*** Block opens ***
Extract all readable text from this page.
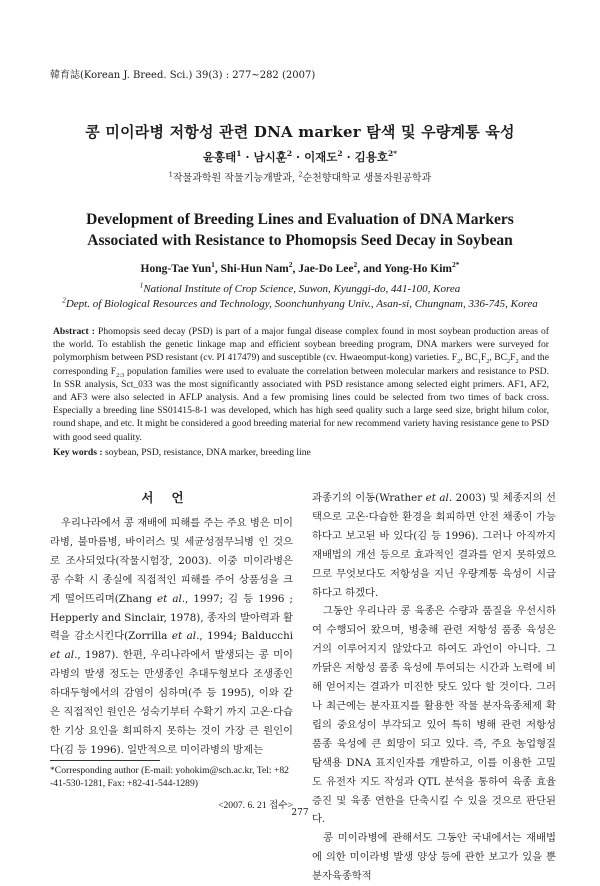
韓育誌(Korean J. Breed. Sci.) 39(3) : 277~282 (2007)
콩 미이라병 저항성 관련 DNA marker 탐색 및 우량계통 육성
윤홍태$^1$ · 남시훈$^2$ · 이재도$^2$ · 김용호$^{2*}$
$^1$작물과학원 작물기능개발과, $^2$순천향대학교 생물자원공학과
Development of Breeding Lines and Evaluation of DNA Markers
Associated with Resistance to Phomopsis Seed Decay in Soybean
Hong-Tae Yun$^1$, Shi-Hun Nam$^2$, Jae-Do Lee$^2$, and Yong-Ho Kim$^{2*}$
$^1$National Institute of Crop Science, Suwon, Kyunggi-do, 441-100, Korea
$^2$Dept. of Biological Resources and Technology, Soonchunhyang Univ., Asan-si, Chungnam, 336-745, Korea
Abstract : Phomopsis seed decay (PSD) is part of a major fungal disease complex found in most soybean production areas of the world. To establish the genetic linkage map and efficient soybean breeding program, DNA markers were surveyed for polymorphism between PSD resistant (cv. PI 417479) and susceptible (cv. Hwaeomput-kong) varieties. $F_2$, $BC_1F_2$, $BC_2F_2$ and the corresponding $F_{2:3}$ population families were used to evaluate the correlation between molecular markers and resistance to PSD. In SSR analysis, Sct_033 was the most significantly associated with PSD resistance among selected eight primers. AF1, AF2, and AF3 were also selected in AFLP analysis. And a few promising lines could be selected from two times of back cross. Especially a breeding line SS01415-8-1 was developed, which has high seed quality such a large seed size, bright hilum color, round shape, and etc. It might be considered a good breeding material for new recommend variety having resistance gene to PSD with good seed quality.
Key words : soybean, PSD, resistance, DNA marker, breeding line
서언

우리나라에서 콩 재배에 피해를 주는 주요 병은 미이라병, 불마름병, 바이러스 및 세균성점무늬병 인 것으로 조사되었다(작물시험장, 2003). 이중 미이라병은 콩 수확 시 종실에 직접적인 피해를 주어 상품성을 크게 떨어뜨리며(Zhang et al., 1997; 김 등 1996 ; Hepperly and Sinclair, 1978), 종자의 발아력과 활력을 감소시킨다(Zorrilla et al., 1994; Balducchi et al., 1987). 한편, 우리나라에서 발생되는 콩 미이라병의 발생 정도는 만생종인 추대두형보다 조생종인 하대두형에서의 감염이 심하며(주 등 1995), 이와 같은 직접적인 원인은 성숙기부터 수확기 까지 고온·다습한 기상 요인을 회피하지 못하는 것이 가장 큰 원인이다(김 등 1996). 일반적으로 미이라병의 방제는

과종기의 이동(Wrather et al. 2003) 및 체종지의 선택으로 고온·다습한 환경을 회피하면 안전 채종이 가능하다고 보고된 바 있다(김 등 1996). 그러나 아직까지 재배법의 개선 등으로 효과적인 결과를 얻지 못하였으므로 무엇보다도 저항성을 지닌 우량계통 육성이 시급하다고 하겠다.

그동안 우리나라 콩 육종은 수량과 품질을 우선시하여 수행되어 왔으며, 병충해 관련 저항성 품종 육성은 거의 이루어지지 않았다고 하여도 과언이 아니다. 그 까닭은 저항성 품종 육성에 투여되는 시간과 노력에 비해 얻어지는 결과가 미진한 탓도 있다 할 것이다. 그러나 최근에는 분자표지를 활용한 작물 분자육종체제 확립의 중요성이 부각되고 있어 특히 병해 관련 저항성 품종 육성에 큰 희망이 되고 있다. 즉, 주요 농업형질 탐색용 DNA 표지인자를 개발하고, 이를 이용한 고밀도 유전자 지도 작성과 QTL 분석을 통하여 육종 효율 증진 및 육종 연한을 단축시킬 수 있을 것으로 판단된다.

콩 미이라병에 관해서도 그동안 국내에서는 재배법에 의한 미이라병 발생 양상 등에 관한 보고가 있을 뿐 분자육종학적

*Corresponding author (E-mail: yohokim@sch.ac.kr, Tel: +82
-41-530-1281, Fax: +82-41-544-1289)
<2007. 6. 21 접수>
277
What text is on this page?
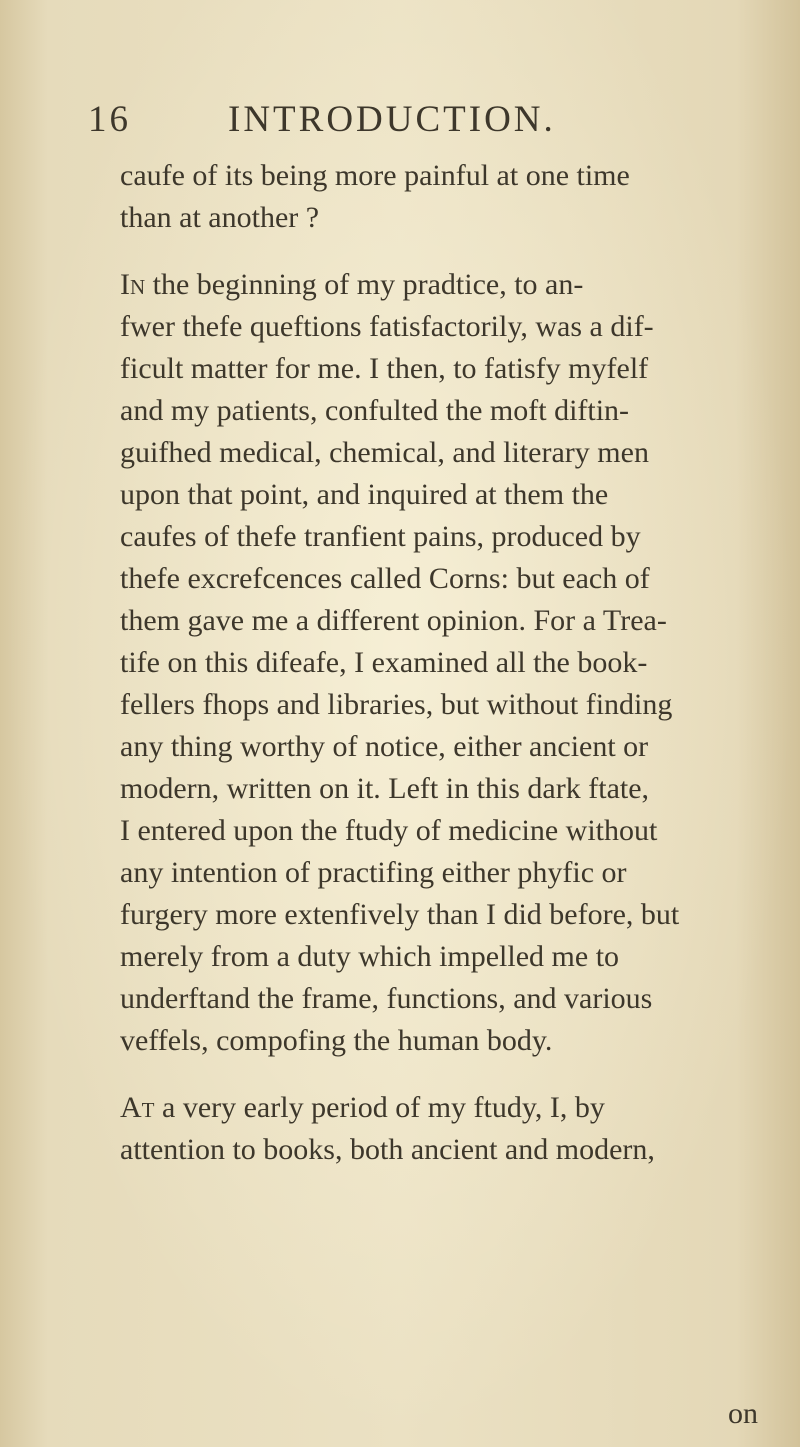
16	INTRODUCTION.
caufe of its being more painful at one time
than at another ?
In the beginning of my pradtice, to an-
fwer thefe queftions fatisfactorily, was a dif-
ficult matter for me. I then, to fatisfy myfelf
and my patients, confulted the moft diftin-
guifhed medical, chemical, and literary men
upon that point, and inquired at them the
caufes of thefe tranfient pains, produced by
thefe excrefcences called Corns: but each of
them gave me a different opinion. For a Trea-
tife on this difeafe, I examined all the book-
fellers fhops and libraries, but without finding
any thing worthy of notice, either ancient or
modern, written on it. Left in this dark ftate,
I entered upon the ftudy of medicine without
any intention of practifing either phyfic or
furgery more extenfively than I did before, but
merely from a duty which impelled me to
underftand the frame, functions, and various
veffels, compofing the human body.
At a very early period of my ftudy, I, by
attention to books, both ancient and modern,
on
*** Block closes ***
** What the exercise asks **
Each record above is to be written out exactly; the pictures are not.

** Solution to this problem **
Extract all readable text from this page.
韓育誌(Korean J. Breed. Sci.) 39(3) : 277~282 (2007)
콩 미이라병 저항성 관련 DNA marker 탐색 및 우량계통 육성
윤홍태$^1$ · 남시훈$^2$ · 이재도$^2$ · 김용호$^{2*}$
$^1$작물과학원 작물기능개발과, $^2$순천향대학교 생물자원공학과
Development of Breeding Lines and Evaluation of DNA Markers
Associated with Resistance to Phomopsis Seed Decay in Soybean
Hong-Tae Yun$^1$, Shi-Hun Nam$^2$, Jae-Do Lee$^2$, and Yong-Ho Kim$^{2*}$
$^1$National Institute of Crop Science, Suwon, Kyunggi-do, 441-100, Korea
$^2$Dept. of Biological Resources and Technology, Soonchunhyang Univ., Asan-si, Chungnam, 336-745, Korea
Abstract : Phomopsis seed decay (PSD) is part of a major fungal disease complex found in most soybean production areas of the world. To establish the genetic linkage map and efficient soybean breeding program, DNA markers were surveyed for polymorphism between PSD resistant (cv. PI 417479) and susceptible (cv. Hwaeomput-kong) varieties. $F_2$, $BC_1F_2$, $BC_2F_2$ and the corresponding $F_{2:3}$ population families were used to evaluate the correlation between molecular markers and resistance to PSD. In SSR analysis, Sct_033 was the most significantly associated with PSD resistance among selected eight primers. AF1, AF2, and AF3 were also selected in AFLP analysis. And a few promising lines could be selected from two times of back cross. Especially a breeding line SS01415-8-1 was developed, which has high seed quality such a large seed size, bright hilum color, round shape, and etc. It might be considered a good breeding material for new recommend variety having resistance gene to PSD with good seed quality.
Key words : soybean, PSD, resistance, DNA marker, breeding line
서언

우리나라에서 콩 재배에 피해를 주는 주요 병은 미이라병, 불마름병, 바이러스 및 세균성점무늬병 인 것으로 조사되었다(작물시험장, 2003). 이중 미이라병은 콩 수확 시 종실에 직접적인 피해를 주어 상품성을 크게 떨어뜨리며(Zhang et al., 1997; 김 등 1996 ; Hepperly and Sinclair, 1978), 종자의 발아력과 활력을 감소시킨다(Zorrilla et al., 1994; Balducchi et al., 1987). 한편, 우리나라에서 발생되는 콩 미이라병의 발생 정도는 만생종인 추대두형보다 조생종인 하대두형에서의 감염이 심하며(주 등 1995), 이와 같은 직접적인 원인은 성숙기부터 수확기 까지 고온·다습한 기상 요인을 회피하지 못하는 것이 가장 큰 원인이다(김 등 1996). 일반적으로 미이라병의 방제는

과종기의 이동(Wrather et al. 2003) 및 체종지의 선택으로 고온·다습한 환경을 회피하면 안전 채종이 가능하다고 보고된 바 있다(김 등 1996). 그러나 아직까지 재배법의 개선 등으로 효과적인 결과를 얻지 못하였으므로 무엇보다도 저항성을 지닌 우량계통 육성이 시급하다고 하겠다.

그동안 우리나라 콩 육종은 수량과 품질을 우선시하여 수행되어 왔으며, 병충해 관련 저항성 품종 육성은 거의 이루어지지 않았다고 하여도 과언이 아니다. 그 까닭은 저항성 품종 육성에 투여되는 시간과 노력에 비해 얻어지는 결과가 미진한 탓도 있다 할 것이다. 그러나 최근에는 분자표지를 활용한 작물 분자육종체제 확립의 중요성이 부각되고 있어 특히 병해 관련 저항성 품종 육성에 큰 희망이 되고 있다. 즉, 주요 농업형질 탐색용 DNA 표지인자를 개발하고, 이를 이용한 고밀도 유전자 지도 작성과 QTL 분석을 통하여 육종 효율 증진 및 육종 연한을 단축시킬 수 있을 것으로 판단된다.

콩 미이라병에 관해서도 그동안 국내에서는 재배법에 의한 미이라병 발생 양상 등에 관한 보고가 있을 뿐 분자육종학적

*Corresponding author (E-mail: yohokim@sch.ac.kr, Tel: +82
-41-530-1281, Fax: +82-41-544-1289)
<2007. 6. 21 접수>
277
What text is on this page?
16	INTRODUCTION.
caufe of its being more painful at one time
than at another ?
In the beginning of my pradtice, to an-
fwer thefe queftions fatisfactorily, was a dif-
ficult matter for me. I then, to fatisfy myfelf
and my patients, confulted the moft diftin-
guifhed medical, chemical, and literary men
upon that point, and inquired at them the
caufes of thefe tranfient pains, produced by
thefe excrefcences called Corns: but each of
them gave me a different opinion. For a Trea-
tife on this difeafe, I examined all the book-
fellers fhops and libraries, but without finding
any thing worthy of notice, either ancient or
modern, written on it. Left in this dark ftate,
I entered upon the ftudy of medicine without
any intention of practifing either phyfic or
furgery more extenfively than I did before, but
merely from a duty which impelled me to
underftand the frame, functions, and various
veffels, compofing the human body.
At a very early period of my ftudy, I, by
attention to books, both ancient and modern,
on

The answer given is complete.